:: Data shown

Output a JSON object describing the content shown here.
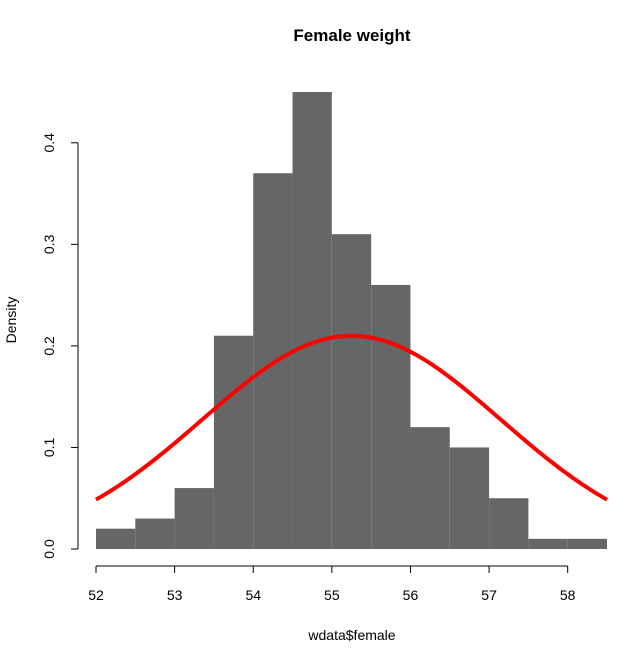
{
  "chart_data": {
    "type": "bar",
    "title": "Female weight",
    "xlabel": "wdata$female",
    "ylabel": "Density",
    "bars": [
      {
        "x0": 52.0,
        "x1": 52.5,
        "density": 0.02
      },
      {
        "x0": 52.5,
        "x1": 53.0,
        "density": 0.03
      },
      {
        "x0": 53.0,
        "x1": 53.5,
        "density": 0.06
      },
      {
        "x0": 53.5,
        "x1": 54.0,
        "density": 0.21
      },
      {
        "x0": 54.0,
        "x1": 54.5,
        "density": 0.37
      },
      {
        "x0": 54.5,
        "x1": 55.0,
        "density": 0.45
      },
      {
        "x0": 55.0,
        "x1": 55.5,
        "density": 0.31
      },
      {
        "x0": 55.5,
        "x1": 56.0,
        "density": 0.26
      },
      {
        "x0": 56.0,
        "x1": 56.5,
        "density": 0.12
      },
      {
        "x0": 56.5,
        "x1": 57.0,
        "density": 0.1
      },
      {
        "x0": 57.0,
        "x1": 57.5,
        "density": 0.05
      },
      {
        "x0": 57.5,
        "x1": 58.0,
        "density": 0.01
      },
      {
        "x0": 58.0,
        "x1": 58.5,
        "density": 0.01
      }
    ],
    "curve": {
      "name": "normal density",
      "mean": 55.25,
      "sd": 1.9,
      "x_range": [
        52.0,
        58.5
      ],
      "color": "#ff0000"
    },
    "bar_color": "#666666",
    "xlim": [
      52.0,
      58.5
    ],
    "ylim": [
      0,
      0.45
    ],
    "x_ticks": [
      52,
      53,
      54,
      55,
      56,
      57,
      58
    ],
    "y_ticks": [
      "0.0",
      "0.1",
      "0.2",
      "0.3",
      "0.4"
    ],
    "grid": false
  }
}
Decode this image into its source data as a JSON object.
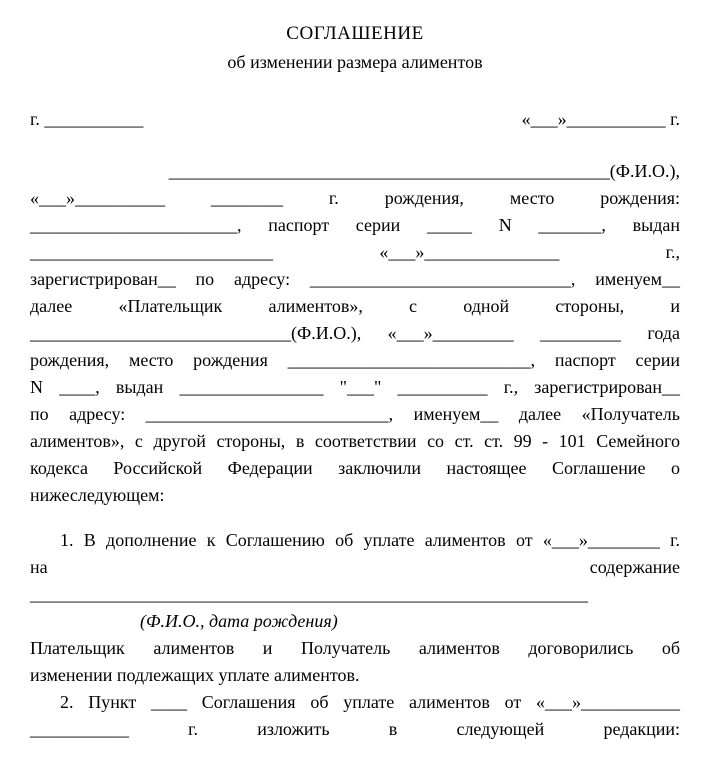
{
  "title": {
    "main": "СОГЛАШЕНИЕ",
    "sub": "об изменении размера алиментов"
  },
  "cityDate": {
    "left": "г. ___________",
    "right": "«___»___________ г."
  },
  "preamble": {
    "l1": "_________________________________________________(Ф.И.О.),",
    "l2": "«___»__________ ________ г.     рождения,     место     рождения:",
    "l3": "_______________________, паспорт серии _____ N _______, выдан",
    "l4": "___________________________            «___»_______________           г.,",
    "l5": "зарегистрирован__ по адресу: _____________________________, именуем__",
    "l6": "далее      «Плательщик      алиментов»,      с      одной      стороны,      и",
    "l7": "_____________________________(Ф.И.О.), «___»_________ _________ года",
    "l8": "рождения, место рождения ___________________________, паспорт серии",
    "l9": "N ____, выдан ________________ \"___\" __________ г., зарегистрирован__",
    "l10": "по адресу: ___________________________, именуем__ далее «Получатель",
    "l11": "алиментов», с  другой   стороны,  в  соответствии со ст. ст. 99 - 101 Семейного",
    "l12": "кодекса   Российской     Федерации    заключили  настоящее  Соглашение  о",
    "l13": "нижеследующем:"
  },
  "clause1": {
    "l1": "1. В дополнение к Соглашению об уплате алиментов от «___»________ г.",
    "l2": "на                                                                                                           содержание",
    "l3": "______________________________________________________________"
  },
  "fioNote": "(Ф.И.О., дата рождения)",
  "clause1b": {
    "l1": "Плательщик    алиментов    и    Получатель    алиментов    договорились    об",
    "l2": "изменении подлежащих уплате алиментов."
  },
  "clause2": {
    "l1": "2. Пункт  ____  Соглашения об уплате алиментов от «___»___________",
    "l2": "___________       г.       изложить       в       следующей       редакции:"
  },
  "typography": {
    "font_family": "Times New Roman",
    "base_fontsize": 18,
    "title_fontsize": 19,
    "text_color": "#000000",
    "background_color": "#ffffff",
    "line_height": 1.5,
    "text_align": "justify"
  }
}
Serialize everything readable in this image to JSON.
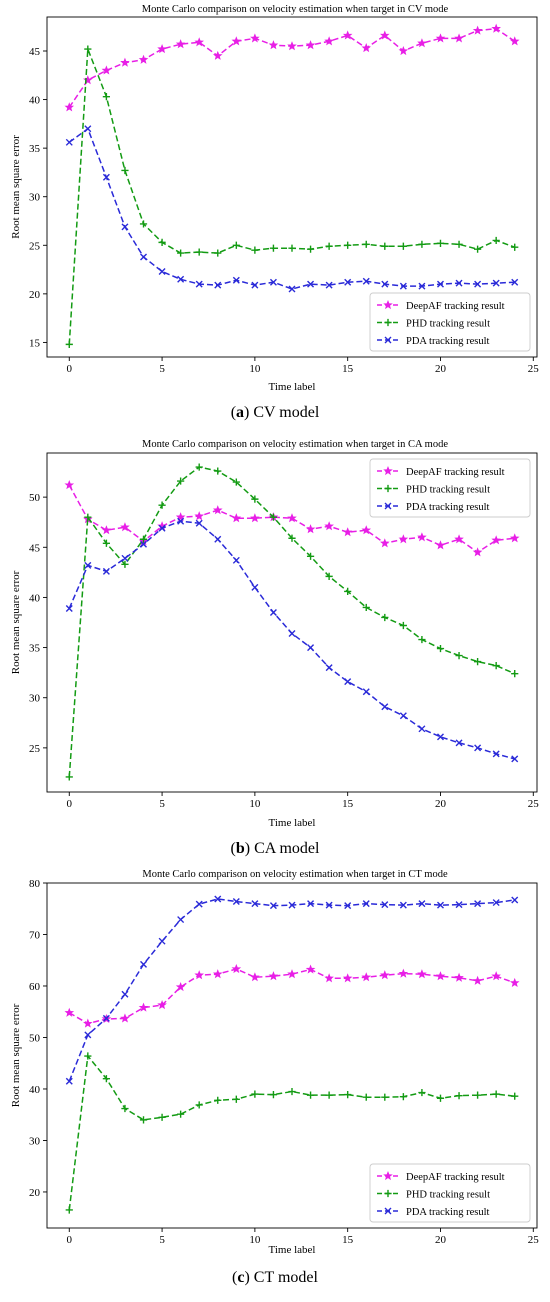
{
  "chart_data": [
    {
      "type": "line",
      "title": "Monte Carlo comparison on velocity estimation when target in CV mode",
      "xlabel": "Time label",
      "ylabel": "Root mean square error",
      "caption_letter": "a",
      "caption_text": "CV model",
      "xlim": [
        -1.2,
        25.2
      ],
      "ylim": [
        13.5,
        48.5
      ],
      "xticks": [
        0,
        5,
        10,
        15,
        20,
        25
      ],
      "yticks": [
        15,
        20,
        25,
        30,
        35,
        40,
        45
      ],
      "legend_position": "lower-right",
      "x": [
        0,
        1,
        2,
        3,
        4,
        5,
        6,
        7,
        8,
        9,
        10,
        11,
        12,
        13,
        14,
        15,
        16,
        17,
        18,
        19,
        20,
        21,
        22,
        23,
        24
      ],
      "series": [
        {
          "name": "DeepAF tracking result",
          "color": "#e81fe6",
          "marker": "star",
          "values": [
            39.2,
            42.0,
            43.0,
            43.8,
            44.1,
            45.2,
            45.7,
            45.9,
            44.5,
            46.0,
            46.3,
            45.6,
            45.5,
            45.6,
            46.0,
            46.6,
            45.3,
            46.6,
            45.0,
            45.8,
            46.3,
            46.3,
            47.1,
            47.3,
            46.0
          ]
        },
        {
          "name": "PHD tracking result",
          "color": "#139b13",
          "marker": "plus",
          "values": [
            14.8,
            45.2,
            40.3,
            32.7,
            27.2,
            25.3,
            24.2,
            24.3,
            24.2,
            25.0,
            24.5,
            24.7,
            24.7,
            24.6,
            24.9,
            25.0,
            25.1,
            24.9,
            24.9,
            25.1,
            25.2,
            25.1,
            24.6,
            25.5,
            24.8
          ]
        },
        {
          "name": "PDA tracking result",
          "color": "#2a2ad8",
          "marker": "x",
          "values": [
            35.6,
            37.0,
            32.0,
            26.9,
            23.8,
            22.3,
            21.5,
            21.0,
            20.9,
            21.4,
            20.9,
            21.2,
            20.5,
            21.0,
            20.9,
            21.2,
            21.3,
            21.0,
            20.8,
            20.8,
            21.0,
            21.1,
            21.0,
            21.1,
            21.2
          ]
        }
      ]
    },
    {
      "type": "line",
      "title": "Monte Carlo comparison on velocity estimation when target in CA mode",
      "xlabel": "Time label",
      "ylabel": "Root mean square error",
      "caption_letter": "b",
      "caption_text": "CA model",
      "xlim": [
        -1.2,
        25.2
      ],
      "ylim": [
        20.6,
        54.4
      ],
      "xticks": [
        0,
        5,
        10,
        15,
        20,
        25
      ],
      "yticks": [
        25,
        30,
        35,
        40,
        45,
        50
      ],
      "legend_position": "upper-right",
      "x": [
        0,
        1,
        2,
        3,
        4,
        5,
        6,
        7,
        8,
        9,
        10,
        11,
        12,
        13,
        14,
        15,
        16,
        17,
        18,
        19,
        20,
        21,
        22,
        23,
        24
      ],
      "series": [
        {
          "name": "DeepAF tracking result",
          "color": "#e81fe6",
          "marker": "star",
          "values": [
            51.2,
            47.8,
            46.7,
            47.0,
            45.6,
            47.1,
            48.0,
            48.1,
            48.7,
            47.9,
            47.9,
            48.0,
            47.9,
            46.8,
            47.1,
            46.5,
            46.7,
            45.4,
            45.8,
            46.0,
            45.2,
            45.8,
            44.5,
            45.7,
            45.9
          ]
        },
        {
          "name": "PHD tracking result",
          "color": "#139b13",
          "marker": "plus",
          "values": [
            22.1,
            48.0,
            45.4,
            43.3,
            45.8,
            49.2,
            51.6,
            53.0,
            52.6,
            51.5,
            49.8,
            48.0,
            45.9,
            44.1,
            42.1,
            40.6,
            39.0,
            38.0,
            37.2,
            35.8,
            34.9,
            34.2,
            33.6,
            33.2,
            32.4
          ]
        },
        {
          "name": "PDA tracking result",
          "color": "#2a2ad8",
          "marker": "x",
          "values": [
            38.9,
            43.2,
            42.6,
            43.9,
            45.3,
            46.9,
            47.6,
            47.4,
            45.8,
            43.7,
            41.0,
            38.5,
            36.4,
            35.0,
            33.0,
            31.6,
            30.6,
            29.1,
            28.2,
            26.9,
            26.1,
            25.5,
            25.0,
            24.4,
            23.9
          ]
        }
      ]
    },
    {
      "type": "line",
      "title": "Monte Carlo comparison on velocity estimation when target in CT mode",
      "xlabel": "Time label",
      "ylabel": "Root mean square error",
      "caption_letter": "c",
      "caption_text": "CT model",
      "xlim": [
        -1.2,
        25.2
      ],
      "ylim": [
        13.0,
        80.0
      ],
      "xticks": [
        0,
        5,
        10,
        15,
        20,
        25
      ],
      "yticks": [
        20,
        30,
        40,
        50,
        60,
        70,
        80
      ],
      "legend_position": "lower-right",
      "x": [
        0,
        1,
        2,
        3,
        4,
        5,
        6,
        7,
        8,
        9,
        10,
        11,
        12,
        13,
        14,
        15,
        16,
        17,
        18,
        19,
        20,
        21,
        22,
        23,
        24
      ],
      "series": [
        {
          "name": "DeepAF tracking result",
          "color": "#e81fe6",
          "marker": "star",
          "values": [
            54.8,
            52.7,
            53.6,
            53.7,
            55.8,
            56.3,
            59.8,
            62.1,
            62.3,
            63.3,
            61.7,
            61.9,
            62.3,
            63.2,
            61.5,
            61.5,
            61.7,
            62.1,
            62.4,
            62.3,
            61.9,
            61.6,
            61.0,
            61.9,
            60.6
          ]
        },
        {
          "name": "PHD tracking result",
          "color": "#139b13",
          "marker": "plus",
          "values": [
            16.5,
            46.4,
            42.0,
            36.2,
            34.0,
            34.5,
            35.1,
            36.9,
            37.8,
            38.0,
            39.0,
            38.9,
            39.5,
            38.8,
            38.8,
            38.9,
            38.4,
            38.4,
            38.5,
            39.3,
            38.2,
            38.7,
            38.8,
            39.0,
            38.6
          ]
        },
        {
          "name": "PDA tracking result",
          "color": "#2a2ad8",
          "marker": "x",
          "values": [
            41.5,
            50.5,
            53.7,
            58.4,
            64.2,
            68.7,
            72.9,
            75.9,
            76.9,
            76.4,
            76.0,
            75.6,
            75.7,
            76.0,
            75.7,
            75.6,
            76.0,
            75.8,
            75.7,
            76.0,
            75.7,
            75.8,
            76.0,
            76.2,
            76.7
          ]
        }
      ]
    }
  ]
}
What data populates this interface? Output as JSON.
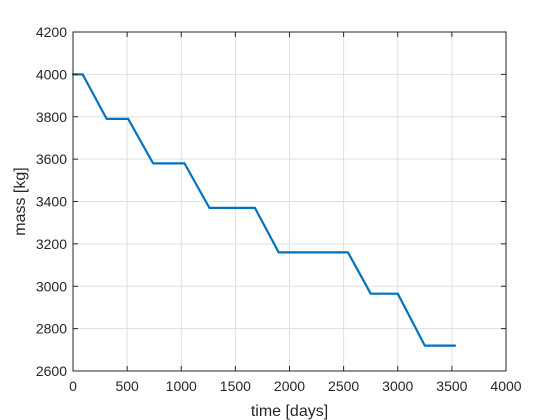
{
  "chart_data": {
    "type": "line",
    "xlabel": "time [days]",
    "ylabel": "mass [kg]",
    "xlim": [
      0,
      4000
    ],
    "ylim": [
      2600,
      4200
    ],
    "xticks": [
      0,
      500,
      1000,
      1500,
      2000,
      2500,
      3000,
      3500,
      4000
    ],
    "yticks": [
      2600,
      2800,
      3000,
      3200,
      3400,
      3600,
      3800,
      4000,
      4200
    ],
    "grid": true,
    "series": [
      {
        "color": "#0072BD",
        "x": [
          0,
          90,
          310,
          510,
          740,
          1030,
          1260,
          1680,
          1900,
          2540,
          2750,
          3000,
          3250,
          3530
        ],
        "y": [
          4000,
          4000,
          3790,
          3790,
          3580,
          3580,
          3370,
          3370,
          3160,
          3160,
          2965,
          2965,
          2720,
          2720
        ]
      }
    ]
  }
}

::::

» What the exercise asks
Find every line that holds "Плательщик" and copy it.

» The solution
    "l6": "далее      «Плательщик      алиментов»,      с      одной      стороны,      и",
    "l1": "Плательщик    алиментов    и    Получатель    алиментов    договорились    об",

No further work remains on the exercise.